§ **Problem**: State the number of lines with the string "name" in them, and nothing else.

§ **Working data**:
════

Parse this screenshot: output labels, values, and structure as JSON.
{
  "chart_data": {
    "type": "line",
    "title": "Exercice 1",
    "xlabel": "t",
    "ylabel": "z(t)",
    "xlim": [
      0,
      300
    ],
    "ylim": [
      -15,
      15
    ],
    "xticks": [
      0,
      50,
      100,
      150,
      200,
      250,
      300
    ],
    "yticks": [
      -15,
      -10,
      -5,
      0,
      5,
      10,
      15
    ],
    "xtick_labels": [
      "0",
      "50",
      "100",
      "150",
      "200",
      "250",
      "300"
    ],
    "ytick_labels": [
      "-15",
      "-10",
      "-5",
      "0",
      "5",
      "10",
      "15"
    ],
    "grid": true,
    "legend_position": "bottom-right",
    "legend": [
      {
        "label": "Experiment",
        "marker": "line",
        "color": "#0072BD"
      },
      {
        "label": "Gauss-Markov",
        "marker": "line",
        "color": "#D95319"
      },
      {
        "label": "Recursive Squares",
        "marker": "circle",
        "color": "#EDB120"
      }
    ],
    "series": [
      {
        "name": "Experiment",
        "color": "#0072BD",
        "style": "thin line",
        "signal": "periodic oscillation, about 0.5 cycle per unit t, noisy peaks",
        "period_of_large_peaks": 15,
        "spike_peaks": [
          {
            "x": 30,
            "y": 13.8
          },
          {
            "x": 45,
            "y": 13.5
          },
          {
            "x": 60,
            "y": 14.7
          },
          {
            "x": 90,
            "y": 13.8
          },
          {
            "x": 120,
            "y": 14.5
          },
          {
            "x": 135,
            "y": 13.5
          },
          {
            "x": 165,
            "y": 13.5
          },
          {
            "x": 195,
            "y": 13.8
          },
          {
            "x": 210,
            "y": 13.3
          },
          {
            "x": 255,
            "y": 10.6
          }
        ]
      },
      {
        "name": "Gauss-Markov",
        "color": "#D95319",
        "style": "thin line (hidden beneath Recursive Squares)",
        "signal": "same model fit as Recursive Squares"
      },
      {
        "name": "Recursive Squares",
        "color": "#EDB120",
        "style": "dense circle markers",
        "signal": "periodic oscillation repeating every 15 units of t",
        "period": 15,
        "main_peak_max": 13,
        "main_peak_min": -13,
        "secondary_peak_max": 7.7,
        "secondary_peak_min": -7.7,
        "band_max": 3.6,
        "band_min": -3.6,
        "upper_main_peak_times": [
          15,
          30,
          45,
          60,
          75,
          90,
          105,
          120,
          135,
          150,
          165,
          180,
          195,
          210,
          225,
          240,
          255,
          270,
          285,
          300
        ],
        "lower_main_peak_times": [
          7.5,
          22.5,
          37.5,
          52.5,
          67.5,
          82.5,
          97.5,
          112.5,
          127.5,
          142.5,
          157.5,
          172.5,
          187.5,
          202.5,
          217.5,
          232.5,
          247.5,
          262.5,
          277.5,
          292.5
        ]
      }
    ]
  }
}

════

§ **Written answer**: 3